Start of Data provided

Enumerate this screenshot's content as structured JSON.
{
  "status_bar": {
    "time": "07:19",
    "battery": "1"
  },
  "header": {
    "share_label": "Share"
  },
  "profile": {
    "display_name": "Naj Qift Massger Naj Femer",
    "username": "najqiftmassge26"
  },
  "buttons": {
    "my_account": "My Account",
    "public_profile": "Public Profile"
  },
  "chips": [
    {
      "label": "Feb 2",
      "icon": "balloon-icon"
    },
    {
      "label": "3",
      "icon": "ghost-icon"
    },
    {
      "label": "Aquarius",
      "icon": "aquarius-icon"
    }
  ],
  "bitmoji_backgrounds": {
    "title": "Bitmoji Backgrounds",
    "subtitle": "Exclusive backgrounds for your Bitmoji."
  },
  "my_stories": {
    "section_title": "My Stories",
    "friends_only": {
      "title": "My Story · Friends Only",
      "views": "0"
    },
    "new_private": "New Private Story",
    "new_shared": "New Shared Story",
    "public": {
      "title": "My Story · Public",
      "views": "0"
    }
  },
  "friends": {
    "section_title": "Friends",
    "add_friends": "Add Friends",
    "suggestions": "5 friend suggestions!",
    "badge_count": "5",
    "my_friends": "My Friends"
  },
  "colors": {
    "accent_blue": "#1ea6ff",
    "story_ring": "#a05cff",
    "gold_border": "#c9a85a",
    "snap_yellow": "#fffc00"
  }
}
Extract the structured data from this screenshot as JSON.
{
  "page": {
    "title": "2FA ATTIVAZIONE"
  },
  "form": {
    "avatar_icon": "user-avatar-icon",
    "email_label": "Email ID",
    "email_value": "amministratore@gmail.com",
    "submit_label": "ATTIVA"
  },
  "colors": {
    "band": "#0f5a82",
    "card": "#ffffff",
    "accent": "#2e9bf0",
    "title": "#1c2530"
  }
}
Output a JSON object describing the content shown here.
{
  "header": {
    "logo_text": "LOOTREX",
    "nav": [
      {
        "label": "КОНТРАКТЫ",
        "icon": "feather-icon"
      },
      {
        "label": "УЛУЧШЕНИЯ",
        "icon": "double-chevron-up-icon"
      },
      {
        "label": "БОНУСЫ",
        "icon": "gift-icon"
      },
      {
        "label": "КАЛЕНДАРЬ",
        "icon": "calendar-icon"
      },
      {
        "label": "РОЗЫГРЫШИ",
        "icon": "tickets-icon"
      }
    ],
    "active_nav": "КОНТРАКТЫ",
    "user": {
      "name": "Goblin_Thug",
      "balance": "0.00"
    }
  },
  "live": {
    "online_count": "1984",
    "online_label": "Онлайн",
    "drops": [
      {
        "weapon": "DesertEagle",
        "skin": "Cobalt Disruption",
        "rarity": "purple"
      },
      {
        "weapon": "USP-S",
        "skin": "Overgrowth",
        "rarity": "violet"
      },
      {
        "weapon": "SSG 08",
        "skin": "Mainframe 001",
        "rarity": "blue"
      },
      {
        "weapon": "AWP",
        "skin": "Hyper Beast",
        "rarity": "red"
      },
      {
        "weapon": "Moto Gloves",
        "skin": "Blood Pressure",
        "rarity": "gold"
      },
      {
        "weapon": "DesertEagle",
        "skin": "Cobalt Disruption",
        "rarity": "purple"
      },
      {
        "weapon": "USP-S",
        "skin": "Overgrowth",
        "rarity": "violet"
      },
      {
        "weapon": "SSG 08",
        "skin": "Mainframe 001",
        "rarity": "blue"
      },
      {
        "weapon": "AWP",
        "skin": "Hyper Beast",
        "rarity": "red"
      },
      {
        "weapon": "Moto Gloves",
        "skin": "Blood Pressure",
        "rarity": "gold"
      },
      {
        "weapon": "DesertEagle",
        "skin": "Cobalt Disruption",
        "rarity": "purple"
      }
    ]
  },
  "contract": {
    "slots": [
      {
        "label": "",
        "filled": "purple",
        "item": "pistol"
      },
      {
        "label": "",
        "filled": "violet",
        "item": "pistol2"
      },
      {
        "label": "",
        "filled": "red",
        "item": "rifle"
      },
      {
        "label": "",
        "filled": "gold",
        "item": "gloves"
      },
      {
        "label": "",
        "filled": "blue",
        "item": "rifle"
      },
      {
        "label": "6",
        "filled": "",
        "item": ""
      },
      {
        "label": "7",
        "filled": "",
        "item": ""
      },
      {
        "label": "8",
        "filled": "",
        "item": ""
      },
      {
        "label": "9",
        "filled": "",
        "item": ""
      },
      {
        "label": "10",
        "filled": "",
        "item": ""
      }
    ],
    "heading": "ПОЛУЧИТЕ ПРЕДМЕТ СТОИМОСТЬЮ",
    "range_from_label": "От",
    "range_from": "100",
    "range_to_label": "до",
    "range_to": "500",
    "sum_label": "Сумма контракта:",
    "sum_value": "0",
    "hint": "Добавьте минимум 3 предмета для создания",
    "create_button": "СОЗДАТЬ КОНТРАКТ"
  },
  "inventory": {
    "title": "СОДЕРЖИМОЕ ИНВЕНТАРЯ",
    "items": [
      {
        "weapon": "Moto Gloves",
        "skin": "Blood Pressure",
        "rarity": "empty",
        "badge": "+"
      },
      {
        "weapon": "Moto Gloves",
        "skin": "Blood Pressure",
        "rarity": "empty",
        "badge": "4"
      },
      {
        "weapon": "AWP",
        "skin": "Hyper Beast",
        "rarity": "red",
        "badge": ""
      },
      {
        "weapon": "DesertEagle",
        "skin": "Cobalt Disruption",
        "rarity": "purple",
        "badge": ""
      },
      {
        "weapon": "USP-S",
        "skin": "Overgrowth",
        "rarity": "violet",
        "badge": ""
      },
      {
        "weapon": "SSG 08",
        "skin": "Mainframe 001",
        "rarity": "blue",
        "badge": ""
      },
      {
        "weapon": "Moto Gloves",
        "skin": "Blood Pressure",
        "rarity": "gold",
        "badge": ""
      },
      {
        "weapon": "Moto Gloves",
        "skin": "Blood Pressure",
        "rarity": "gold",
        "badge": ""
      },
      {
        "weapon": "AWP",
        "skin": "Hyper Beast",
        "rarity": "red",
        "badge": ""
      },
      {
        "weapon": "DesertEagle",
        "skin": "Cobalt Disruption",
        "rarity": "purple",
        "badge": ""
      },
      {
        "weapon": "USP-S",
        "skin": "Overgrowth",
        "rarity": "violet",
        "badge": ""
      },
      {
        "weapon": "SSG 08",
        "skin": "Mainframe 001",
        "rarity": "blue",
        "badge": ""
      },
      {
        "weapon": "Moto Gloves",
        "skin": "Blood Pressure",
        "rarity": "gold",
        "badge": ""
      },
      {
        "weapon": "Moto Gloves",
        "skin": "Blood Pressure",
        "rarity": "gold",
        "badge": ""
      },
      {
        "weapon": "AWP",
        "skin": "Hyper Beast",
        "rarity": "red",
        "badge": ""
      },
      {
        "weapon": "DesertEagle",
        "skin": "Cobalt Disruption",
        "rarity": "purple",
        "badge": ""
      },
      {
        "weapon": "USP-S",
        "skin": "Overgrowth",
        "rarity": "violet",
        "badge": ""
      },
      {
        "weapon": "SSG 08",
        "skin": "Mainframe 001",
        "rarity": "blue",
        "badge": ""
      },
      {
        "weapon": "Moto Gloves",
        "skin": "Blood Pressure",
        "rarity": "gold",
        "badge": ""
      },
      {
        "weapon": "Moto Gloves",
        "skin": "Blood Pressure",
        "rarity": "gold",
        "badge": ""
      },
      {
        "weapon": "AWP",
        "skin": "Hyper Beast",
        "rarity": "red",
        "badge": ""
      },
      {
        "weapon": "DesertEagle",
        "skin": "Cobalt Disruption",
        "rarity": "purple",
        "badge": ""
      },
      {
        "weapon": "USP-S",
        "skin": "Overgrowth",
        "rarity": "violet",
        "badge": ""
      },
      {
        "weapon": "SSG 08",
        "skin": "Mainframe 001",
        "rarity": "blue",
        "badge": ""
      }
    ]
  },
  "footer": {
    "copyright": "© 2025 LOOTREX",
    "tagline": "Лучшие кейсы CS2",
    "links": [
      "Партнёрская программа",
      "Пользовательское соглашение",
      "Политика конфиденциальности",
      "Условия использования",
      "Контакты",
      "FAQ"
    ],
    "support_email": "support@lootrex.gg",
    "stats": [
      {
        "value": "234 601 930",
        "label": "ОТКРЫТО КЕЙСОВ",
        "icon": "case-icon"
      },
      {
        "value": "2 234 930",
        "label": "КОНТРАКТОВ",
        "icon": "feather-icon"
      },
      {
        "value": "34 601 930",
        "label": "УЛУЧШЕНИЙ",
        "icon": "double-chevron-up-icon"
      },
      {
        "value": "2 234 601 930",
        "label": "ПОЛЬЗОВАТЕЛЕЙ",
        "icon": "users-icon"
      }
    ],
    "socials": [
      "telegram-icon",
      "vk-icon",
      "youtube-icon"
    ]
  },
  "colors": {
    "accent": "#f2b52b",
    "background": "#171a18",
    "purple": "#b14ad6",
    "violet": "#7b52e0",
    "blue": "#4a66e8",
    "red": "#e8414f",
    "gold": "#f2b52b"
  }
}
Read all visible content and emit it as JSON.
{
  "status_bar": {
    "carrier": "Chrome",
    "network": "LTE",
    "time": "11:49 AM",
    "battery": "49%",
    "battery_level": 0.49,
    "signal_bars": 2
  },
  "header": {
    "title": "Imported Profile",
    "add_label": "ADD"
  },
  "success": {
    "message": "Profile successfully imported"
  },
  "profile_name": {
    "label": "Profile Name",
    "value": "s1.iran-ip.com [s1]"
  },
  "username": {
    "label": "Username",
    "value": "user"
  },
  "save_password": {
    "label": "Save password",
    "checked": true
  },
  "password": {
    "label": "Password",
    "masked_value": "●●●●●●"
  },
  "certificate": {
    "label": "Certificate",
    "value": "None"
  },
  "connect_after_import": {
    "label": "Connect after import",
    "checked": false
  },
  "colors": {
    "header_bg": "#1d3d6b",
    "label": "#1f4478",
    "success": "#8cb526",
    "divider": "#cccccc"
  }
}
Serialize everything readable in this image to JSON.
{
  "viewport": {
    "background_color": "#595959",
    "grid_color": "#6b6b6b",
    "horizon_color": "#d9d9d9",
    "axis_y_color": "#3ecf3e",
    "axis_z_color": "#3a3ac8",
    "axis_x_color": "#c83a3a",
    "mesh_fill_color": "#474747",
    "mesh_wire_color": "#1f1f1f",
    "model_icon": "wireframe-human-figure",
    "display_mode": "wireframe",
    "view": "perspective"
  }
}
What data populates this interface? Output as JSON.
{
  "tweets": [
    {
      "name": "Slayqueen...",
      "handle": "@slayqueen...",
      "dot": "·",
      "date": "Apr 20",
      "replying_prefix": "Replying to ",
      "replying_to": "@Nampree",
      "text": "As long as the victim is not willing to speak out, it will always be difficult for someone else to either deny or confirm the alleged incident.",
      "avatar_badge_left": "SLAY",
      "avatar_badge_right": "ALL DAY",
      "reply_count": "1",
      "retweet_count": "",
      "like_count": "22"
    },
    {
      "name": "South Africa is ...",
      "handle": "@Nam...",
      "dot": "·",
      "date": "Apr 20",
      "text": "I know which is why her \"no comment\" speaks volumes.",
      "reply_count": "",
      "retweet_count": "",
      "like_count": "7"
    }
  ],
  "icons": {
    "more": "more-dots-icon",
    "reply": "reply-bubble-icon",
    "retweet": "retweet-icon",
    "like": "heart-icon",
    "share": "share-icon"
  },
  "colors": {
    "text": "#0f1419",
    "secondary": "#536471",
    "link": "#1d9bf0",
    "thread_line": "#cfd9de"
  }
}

End of Data provided

Report all lines of the data above that include the string "КОНТРАКТЫ".

        "label": "КОНТРАКТЫ",
    "active_nav": "КОНТРАКТЫ",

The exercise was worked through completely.